* _Given information_:
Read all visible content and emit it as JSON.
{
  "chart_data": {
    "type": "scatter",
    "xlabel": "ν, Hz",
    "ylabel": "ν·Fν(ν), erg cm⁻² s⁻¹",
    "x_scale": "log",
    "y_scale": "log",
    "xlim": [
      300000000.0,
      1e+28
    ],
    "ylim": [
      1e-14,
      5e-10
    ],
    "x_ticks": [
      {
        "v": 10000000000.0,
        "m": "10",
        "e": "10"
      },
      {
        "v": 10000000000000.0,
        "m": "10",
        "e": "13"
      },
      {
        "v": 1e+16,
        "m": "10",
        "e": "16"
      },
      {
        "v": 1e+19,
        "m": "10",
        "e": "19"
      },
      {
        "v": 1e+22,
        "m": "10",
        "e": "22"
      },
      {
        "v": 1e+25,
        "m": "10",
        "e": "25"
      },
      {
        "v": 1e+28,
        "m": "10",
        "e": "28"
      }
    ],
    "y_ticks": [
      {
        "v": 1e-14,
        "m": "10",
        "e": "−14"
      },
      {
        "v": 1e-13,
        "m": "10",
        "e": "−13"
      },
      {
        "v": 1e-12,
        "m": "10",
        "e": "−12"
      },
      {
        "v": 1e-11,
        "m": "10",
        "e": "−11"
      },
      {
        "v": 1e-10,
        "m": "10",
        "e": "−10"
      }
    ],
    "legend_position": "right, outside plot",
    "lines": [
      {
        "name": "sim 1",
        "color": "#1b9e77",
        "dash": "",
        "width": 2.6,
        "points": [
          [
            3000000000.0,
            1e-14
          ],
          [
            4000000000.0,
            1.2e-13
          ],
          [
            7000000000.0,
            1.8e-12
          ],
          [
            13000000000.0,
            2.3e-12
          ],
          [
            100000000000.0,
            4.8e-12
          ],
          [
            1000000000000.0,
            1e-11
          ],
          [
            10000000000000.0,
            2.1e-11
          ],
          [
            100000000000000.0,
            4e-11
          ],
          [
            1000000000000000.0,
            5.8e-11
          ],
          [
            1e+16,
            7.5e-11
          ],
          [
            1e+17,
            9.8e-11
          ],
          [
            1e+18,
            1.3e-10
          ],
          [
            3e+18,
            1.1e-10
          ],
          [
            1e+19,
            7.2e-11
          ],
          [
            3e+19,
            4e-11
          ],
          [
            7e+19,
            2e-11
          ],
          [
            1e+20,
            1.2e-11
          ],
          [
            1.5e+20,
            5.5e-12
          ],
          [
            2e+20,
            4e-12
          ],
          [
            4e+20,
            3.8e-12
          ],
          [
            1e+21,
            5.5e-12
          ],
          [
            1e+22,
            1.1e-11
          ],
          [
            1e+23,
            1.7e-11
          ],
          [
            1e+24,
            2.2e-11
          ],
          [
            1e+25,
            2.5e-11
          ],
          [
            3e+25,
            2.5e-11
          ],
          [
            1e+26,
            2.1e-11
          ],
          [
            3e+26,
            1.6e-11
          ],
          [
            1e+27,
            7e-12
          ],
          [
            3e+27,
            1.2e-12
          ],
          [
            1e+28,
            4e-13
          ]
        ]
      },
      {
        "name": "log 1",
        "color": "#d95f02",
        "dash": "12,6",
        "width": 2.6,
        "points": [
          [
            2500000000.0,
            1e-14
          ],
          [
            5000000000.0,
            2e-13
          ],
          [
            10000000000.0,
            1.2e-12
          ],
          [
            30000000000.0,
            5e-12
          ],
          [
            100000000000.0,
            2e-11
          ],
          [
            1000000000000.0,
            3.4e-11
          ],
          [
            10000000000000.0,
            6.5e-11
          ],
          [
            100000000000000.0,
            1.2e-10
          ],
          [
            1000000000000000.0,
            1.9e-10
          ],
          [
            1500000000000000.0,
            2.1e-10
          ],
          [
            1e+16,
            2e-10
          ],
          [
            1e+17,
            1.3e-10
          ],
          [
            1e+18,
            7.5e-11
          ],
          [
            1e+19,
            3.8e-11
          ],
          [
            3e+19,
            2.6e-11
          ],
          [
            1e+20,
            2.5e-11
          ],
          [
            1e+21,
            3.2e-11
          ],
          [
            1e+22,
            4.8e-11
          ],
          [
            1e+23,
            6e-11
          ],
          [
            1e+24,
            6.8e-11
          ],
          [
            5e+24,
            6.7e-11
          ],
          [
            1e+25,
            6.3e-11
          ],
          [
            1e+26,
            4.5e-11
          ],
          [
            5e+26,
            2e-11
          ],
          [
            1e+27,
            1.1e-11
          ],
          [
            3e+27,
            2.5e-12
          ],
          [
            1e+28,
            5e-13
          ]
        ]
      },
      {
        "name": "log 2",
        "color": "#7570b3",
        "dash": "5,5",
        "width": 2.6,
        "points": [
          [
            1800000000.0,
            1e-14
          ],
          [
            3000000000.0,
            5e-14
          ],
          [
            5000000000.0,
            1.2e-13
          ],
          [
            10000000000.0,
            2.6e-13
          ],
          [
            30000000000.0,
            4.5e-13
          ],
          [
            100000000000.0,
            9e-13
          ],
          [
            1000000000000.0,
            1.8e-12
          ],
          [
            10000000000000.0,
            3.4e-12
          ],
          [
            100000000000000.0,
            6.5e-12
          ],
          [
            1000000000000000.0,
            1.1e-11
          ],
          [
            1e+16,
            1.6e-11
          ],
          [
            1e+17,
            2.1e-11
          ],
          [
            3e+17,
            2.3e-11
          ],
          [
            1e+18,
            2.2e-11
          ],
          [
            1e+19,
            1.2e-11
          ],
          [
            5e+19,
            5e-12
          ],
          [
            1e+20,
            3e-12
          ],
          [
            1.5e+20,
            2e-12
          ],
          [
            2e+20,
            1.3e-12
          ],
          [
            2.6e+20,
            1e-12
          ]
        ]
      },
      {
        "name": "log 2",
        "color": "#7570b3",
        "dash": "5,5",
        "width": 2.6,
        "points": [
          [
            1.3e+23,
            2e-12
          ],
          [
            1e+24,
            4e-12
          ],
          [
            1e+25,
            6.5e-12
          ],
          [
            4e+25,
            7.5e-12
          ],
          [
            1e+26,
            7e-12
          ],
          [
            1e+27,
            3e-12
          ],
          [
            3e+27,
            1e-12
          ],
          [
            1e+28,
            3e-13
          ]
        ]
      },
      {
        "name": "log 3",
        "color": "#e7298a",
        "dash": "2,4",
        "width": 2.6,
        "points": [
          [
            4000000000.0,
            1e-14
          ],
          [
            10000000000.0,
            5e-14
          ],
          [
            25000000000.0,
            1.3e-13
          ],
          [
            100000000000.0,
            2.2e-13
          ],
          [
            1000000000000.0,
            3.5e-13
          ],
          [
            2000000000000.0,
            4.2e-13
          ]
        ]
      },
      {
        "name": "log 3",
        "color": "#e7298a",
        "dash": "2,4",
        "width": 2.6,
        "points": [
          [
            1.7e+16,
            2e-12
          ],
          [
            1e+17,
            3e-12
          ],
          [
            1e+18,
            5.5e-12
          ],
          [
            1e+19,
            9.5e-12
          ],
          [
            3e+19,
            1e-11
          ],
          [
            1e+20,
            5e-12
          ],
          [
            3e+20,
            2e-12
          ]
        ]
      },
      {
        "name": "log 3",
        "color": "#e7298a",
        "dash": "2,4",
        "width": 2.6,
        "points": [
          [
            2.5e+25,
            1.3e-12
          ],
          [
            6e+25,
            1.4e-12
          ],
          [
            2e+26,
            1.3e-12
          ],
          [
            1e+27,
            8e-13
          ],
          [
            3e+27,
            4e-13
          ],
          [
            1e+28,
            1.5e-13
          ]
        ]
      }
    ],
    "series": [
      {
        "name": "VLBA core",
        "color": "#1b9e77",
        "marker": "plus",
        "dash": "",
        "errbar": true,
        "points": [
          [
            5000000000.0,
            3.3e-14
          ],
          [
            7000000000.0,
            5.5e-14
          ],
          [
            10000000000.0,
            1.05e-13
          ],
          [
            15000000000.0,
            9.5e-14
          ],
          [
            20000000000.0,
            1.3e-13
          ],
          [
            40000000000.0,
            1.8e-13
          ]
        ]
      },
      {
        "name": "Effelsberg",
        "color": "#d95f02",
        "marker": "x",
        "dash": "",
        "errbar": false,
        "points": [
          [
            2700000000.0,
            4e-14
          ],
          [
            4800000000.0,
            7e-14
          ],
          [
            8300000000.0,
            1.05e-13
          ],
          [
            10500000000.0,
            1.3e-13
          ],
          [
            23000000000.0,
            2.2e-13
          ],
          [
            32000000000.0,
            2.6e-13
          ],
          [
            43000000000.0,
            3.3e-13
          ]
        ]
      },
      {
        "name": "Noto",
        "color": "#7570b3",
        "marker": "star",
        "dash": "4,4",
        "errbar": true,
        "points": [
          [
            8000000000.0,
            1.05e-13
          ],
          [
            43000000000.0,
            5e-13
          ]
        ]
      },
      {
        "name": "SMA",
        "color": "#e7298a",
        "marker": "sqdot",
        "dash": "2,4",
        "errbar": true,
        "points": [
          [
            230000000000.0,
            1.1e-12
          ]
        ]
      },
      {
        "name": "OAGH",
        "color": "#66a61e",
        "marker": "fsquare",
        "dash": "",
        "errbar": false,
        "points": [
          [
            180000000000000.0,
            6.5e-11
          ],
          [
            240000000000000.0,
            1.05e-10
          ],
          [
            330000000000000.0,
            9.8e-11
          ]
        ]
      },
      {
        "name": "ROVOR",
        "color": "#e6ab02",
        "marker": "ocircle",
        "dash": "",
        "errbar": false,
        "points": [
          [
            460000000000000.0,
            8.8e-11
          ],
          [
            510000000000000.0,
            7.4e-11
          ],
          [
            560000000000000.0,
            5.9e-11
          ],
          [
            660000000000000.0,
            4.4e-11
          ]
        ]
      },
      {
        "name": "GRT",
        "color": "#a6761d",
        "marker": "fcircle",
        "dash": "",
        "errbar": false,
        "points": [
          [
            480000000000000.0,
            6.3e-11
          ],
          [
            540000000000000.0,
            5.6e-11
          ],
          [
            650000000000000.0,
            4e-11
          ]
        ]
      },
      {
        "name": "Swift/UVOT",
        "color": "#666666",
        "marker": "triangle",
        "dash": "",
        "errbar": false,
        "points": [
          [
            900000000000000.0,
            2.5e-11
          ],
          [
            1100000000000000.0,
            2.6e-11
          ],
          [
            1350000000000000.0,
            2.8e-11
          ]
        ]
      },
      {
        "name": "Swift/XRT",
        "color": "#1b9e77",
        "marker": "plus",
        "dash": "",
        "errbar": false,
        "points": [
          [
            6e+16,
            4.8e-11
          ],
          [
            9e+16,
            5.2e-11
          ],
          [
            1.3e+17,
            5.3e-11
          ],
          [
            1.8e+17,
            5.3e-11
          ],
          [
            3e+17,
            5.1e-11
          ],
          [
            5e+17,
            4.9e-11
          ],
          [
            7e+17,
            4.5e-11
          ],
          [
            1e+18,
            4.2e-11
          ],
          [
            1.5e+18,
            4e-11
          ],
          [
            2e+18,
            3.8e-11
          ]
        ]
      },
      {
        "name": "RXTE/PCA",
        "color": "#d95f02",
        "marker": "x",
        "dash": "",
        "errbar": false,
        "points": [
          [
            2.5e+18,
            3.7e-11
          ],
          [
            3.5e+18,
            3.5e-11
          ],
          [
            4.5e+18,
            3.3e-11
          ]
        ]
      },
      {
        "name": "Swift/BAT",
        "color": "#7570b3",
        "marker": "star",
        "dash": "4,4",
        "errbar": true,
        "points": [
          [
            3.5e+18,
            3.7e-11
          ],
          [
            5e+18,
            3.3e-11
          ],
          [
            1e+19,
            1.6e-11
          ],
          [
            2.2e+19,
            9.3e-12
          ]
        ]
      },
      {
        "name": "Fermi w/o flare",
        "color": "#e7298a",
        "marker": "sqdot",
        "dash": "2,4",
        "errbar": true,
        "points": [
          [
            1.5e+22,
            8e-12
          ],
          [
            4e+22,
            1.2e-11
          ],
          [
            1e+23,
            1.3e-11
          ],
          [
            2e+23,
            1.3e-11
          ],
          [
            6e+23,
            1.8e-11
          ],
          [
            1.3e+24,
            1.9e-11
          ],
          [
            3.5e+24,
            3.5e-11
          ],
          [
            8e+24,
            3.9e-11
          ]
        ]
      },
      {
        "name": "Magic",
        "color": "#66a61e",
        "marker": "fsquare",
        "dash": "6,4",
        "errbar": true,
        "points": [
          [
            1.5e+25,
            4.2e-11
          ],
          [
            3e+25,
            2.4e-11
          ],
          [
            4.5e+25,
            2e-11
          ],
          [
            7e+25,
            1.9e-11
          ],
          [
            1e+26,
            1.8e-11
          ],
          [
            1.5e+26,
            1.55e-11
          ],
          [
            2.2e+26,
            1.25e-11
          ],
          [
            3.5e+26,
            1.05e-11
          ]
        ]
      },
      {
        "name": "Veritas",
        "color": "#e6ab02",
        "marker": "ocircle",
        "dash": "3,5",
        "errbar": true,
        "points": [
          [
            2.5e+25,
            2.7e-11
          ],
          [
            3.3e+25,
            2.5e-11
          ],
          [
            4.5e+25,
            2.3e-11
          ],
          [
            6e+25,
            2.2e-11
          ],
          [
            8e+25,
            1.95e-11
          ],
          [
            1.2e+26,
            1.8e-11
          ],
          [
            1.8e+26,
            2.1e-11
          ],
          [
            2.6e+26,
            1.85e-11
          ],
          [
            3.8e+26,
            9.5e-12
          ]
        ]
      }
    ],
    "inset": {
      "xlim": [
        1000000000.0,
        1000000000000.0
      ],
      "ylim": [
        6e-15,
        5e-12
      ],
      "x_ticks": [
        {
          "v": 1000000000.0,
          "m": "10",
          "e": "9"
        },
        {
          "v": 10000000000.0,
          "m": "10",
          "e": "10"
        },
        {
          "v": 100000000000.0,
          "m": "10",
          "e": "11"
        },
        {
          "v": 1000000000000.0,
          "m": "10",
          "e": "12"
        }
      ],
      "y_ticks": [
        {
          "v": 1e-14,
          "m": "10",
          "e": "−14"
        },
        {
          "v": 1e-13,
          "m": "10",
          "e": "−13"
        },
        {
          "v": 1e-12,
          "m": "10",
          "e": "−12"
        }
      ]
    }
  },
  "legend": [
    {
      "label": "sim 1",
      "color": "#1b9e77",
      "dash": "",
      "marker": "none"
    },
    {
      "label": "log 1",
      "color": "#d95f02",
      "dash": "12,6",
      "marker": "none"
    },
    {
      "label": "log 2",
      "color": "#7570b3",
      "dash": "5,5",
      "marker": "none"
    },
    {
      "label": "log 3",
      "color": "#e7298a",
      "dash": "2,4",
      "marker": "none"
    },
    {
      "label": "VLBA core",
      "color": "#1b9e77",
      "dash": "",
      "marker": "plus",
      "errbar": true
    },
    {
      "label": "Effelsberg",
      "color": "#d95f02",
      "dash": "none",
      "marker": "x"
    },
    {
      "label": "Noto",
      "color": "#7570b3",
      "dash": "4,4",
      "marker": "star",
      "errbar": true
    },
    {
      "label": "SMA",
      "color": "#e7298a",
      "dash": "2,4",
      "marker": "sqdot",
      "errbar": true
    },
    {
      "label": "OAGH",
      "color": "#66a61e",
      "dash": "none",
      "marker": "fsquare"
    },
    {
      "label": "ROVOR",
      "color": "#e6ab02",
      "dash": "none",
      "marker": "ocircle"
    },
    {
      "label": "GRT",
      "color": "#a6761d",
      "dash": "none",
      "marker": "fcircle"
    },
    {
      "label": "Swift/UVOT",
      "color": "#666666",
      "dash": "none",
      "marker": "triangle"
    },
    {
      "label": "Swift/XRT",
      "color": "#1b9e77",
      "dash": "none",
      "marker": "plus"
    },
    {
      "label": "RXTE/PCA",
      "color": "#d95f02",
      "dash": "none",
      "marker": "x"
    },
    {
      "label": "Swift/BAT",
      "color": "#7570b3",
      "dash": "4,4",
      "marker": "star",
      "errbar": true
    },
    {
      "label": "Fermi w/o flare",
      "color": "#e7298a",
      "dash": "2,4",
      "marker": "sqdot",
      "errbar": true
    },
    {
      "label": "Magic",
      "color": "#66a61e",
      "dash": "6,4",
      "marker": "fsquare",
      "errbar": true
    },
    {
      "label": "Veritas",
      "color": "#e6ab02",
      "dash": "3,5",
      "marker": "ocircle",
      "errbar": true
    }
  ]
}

* _Problem requirements_: Only lines with "Swift" are wanted here; list each of them.

* _Output_:
        "name": "Swift/UVOT",
        "name": "Swift/XRT",
        "name": "Swift/BAT",
      "label": "Swift/UVOT",
      "label": "Swift/XRT",
      "label": "Swift/BAT",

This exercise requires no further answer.